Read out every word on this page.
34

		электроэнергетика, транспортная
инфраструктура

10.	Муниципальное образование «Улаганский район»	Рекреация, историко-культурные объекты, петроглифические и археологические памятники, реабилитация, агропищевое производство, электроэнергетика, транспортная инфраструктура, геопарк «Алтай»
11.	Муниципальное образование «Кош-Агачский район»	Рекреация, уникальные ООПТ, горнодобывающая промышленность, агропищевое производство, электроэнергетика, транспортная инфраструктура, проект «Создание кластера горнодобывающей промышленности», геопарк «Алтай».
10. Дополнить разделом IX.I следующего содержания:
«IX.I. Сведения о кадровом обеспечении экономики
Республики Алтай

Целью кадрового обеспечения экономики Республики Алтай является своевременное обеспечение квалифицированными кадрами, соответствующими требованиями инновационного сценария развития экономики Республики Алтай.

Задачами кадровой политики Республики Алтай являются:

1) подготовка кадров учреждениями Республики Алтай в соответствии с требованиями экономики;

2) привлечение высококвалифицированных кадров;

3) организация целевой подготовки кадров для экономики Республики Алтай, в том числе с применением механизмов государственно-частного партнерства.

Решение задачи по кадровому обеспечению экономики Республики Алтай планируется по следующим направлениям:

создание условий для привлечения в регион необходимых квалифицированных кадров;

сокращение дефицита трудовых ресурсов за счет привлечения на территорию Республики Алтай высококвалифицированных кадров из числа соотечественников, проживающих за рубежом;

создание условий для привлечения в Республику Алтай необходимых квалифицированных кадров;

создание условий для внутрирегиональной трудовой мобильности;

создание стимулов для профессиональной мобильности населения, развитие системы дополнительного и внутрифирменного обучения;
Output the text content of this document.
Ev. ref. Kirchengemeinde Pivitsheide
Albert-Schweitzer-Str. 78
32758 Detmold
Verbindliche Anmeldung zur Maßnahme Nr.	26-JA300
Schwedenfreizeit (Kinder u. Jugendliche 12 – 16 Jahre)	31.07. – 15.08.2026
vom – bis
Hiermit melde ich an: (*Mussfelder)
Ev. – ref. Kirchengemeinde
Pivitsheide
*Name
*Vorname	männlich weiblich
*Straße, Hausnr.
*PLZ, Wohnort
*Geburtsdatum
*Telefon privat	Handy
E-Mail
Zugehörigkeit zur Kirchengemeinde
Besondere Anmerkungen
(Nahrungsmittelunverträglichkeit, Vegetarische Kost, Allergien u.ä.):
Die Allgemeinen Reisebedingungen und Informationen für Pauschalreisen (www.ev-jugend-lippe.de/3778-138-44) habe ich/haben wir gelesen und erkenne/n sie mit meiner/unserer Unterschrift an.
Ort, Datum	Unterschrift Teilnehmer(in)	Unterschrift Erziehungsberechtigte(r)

○ ○ ○ ○

### Task
Output exactly the lines above, from the one holding "Output the text content of this document." through the end of the data, including the first and last.

### Response to this task
Output the text content of this document.
Ev. ref. Kirchengemeinde Pivitsheide
Albert-Schweitzer-Str. 78
32758 Detmold
Verbindliche Anmeldung zur Maßnahme Nr.	26-JA300
Schwedenfreizeit (Kinder u. Jugendliche 12 – 16 Jahre)	31.07. – 15.08.2026
vom – bis
Hiermit melde ich an: (*Mussfelder)
Ev. – ref. Kirchengemeinde
Pivitsheide
*Name
*Vorname	männlich weiblich
*Straße, Hausnr.
*PLZ, Wohnort
*Geburtsdatum
*Telefon privat	Handy
E-Mail
Zugehörigkeit zur Kirchengemeinde
Besondere Anmerkungen
(Nahrungsmittelunverträglichkeit, Vegetarische Kost, Allergien u.ä.):
Die Allgemeinen Reisebedingungen und Informationen für Pauschalreisen (www.ev-jugend-lippe.de/3778-138-44) habe ich/haben wir gelesen und erkenne/n sie mit meiner/unserer Unterschrift an.
Ort, Datum	Unterschrift Teilnehmer(in)	Unterschrift Erziehungsberechtigte(r)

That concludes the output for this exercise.